▸ Work instructions
Copy the data exactly as it appears, and do not include any pictures.

▸ Data for processing
[Begin]
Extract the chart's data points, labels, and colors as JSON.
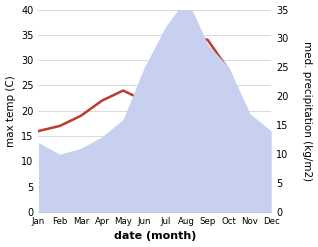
{
  "months": [
    "Jan",
    "Feb",
    "Mar",
    "Apr",
    "May",
    "Jun",
    "Jul",
    "Aug",
    "Sep",
    "Oct",
    "Nov",
    "Dec"
  ],
  "max_temp": [
    16,
    17,
    19,
    22,
    24,
    22,
    34,
    35,
    34,
    28,
    17,
    15
  ],
  "precipitation": [
    12,
    10,
    11,
    13,
    16,
    25,
    32,
    37,
    29,
    25,
    17,
    14
  ],
  "temp_color": "#c0392b",
  "precip_fill_color": "#c8d0f0",
  "temp_ylim": [
    0,
    40
  ],
  "precip_ylim": [
    0,
    35
  ],
  "xlabel": "date (month)",
  "ylabel_left": "max temp (C)",
  "ylabel_right": "med. precipitation (kg/m2)",
  "background_color": "#ffffff",
  "temp_linewidth": 1.8,
  "xlabel_fontsize": 8,
  "ylabel_fontsize": 7.5
}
[End]
▸ Answer in full
Extract the chart's data points, labels, and colors as JSON.
{
  "months": [
    "Jan",
    "Feb",
    "Mar",
    "Apr",
    "May",
    "Jun",
    "Jul",
    "Aug",
    "Sep",
    "Oct",
    "Nov",
    "Dec"
  ],
  "max_temp": [
    16,
    17,
    19,
    22,
    24,
    22,
    34,
    35,
    34,
    28,
    17,
    15
  ],
  "precipitation": [
    12,
    10,
    11,
    13,
    16,
    25,
    32,
    37,
    29,
    25,
    17,
    14
  ],
  "temp_color": "#c0392b",
  "precip_fill_color": "#c8d0f0",
  "temp_ylim": [
    0,
    40
  ],
  "precip_ylim": [
    0,
    35
  ],
  "xlabel": "date (month)",
  "ylabel_left": "max temp (C)",
  "ylabel_right": "med. precipitation (kg/m2)",
  "background_color": "#ffffff",
  "temp_linewidth": 1.8,
  "xlabel_fontsize": 8,
  "ylabel_fontsize": 7.5
}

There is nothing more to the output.